Stored records:

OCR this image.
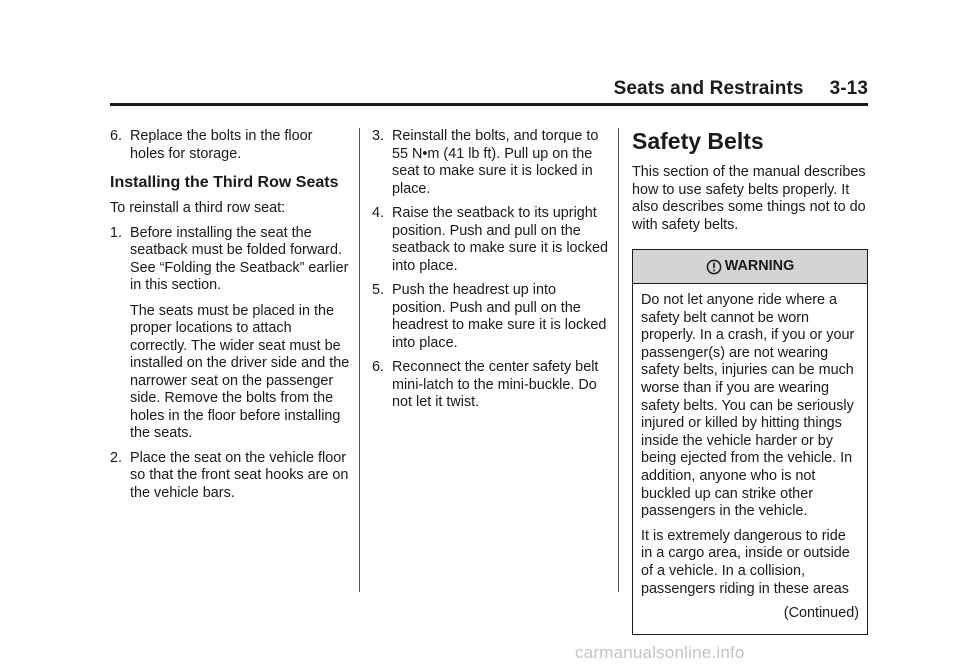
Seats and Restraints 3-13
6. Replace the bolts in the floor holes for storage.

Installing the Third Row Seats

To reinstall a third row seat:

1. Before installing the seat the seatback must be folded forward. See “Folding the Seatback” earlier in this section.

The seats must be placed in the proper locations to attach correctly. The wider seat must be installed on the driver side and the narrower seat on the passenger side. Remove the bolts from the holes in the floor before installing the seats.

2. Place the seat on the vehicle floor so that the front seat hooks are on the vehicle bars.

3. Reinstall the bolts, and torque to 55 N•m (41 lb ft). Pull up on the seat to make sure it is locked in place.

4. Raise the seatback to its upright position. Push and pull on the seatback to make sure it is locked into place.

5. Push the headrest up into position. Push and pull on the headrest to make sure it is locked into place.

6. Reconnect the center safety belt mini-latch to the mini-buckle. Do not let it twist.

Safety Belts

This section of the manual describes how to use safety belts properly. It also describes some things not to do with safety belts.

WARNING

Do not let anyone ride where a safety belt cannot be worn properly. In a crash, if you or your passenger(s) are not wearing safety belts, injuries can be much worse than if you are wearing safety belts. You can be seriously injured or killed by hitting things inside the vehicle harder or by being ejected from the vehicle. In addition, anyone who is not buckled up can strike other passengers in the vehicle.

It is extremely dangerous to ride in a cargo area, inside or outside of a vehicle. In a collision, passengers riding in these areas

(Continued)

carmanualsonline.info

§ **Your instructions**
Collect the lines of the data that carry the word "things".

§ **Answer**
This section of the manual describes how to use safety belts properly. It also describes some things not to do with safety belts.
Do not let anyone ride where a safety belt cannot be worn properly. In a crash, if you or your passenger(s) are not wearing safety belts, injuries can be much worse than if you are wearing safety belts. You can be seriously injured or killed by hitting things inside the vehicle harder or by being ejected from the vehicle. In addition, anyone who is not buckled up can strike other passengers in the vehicle.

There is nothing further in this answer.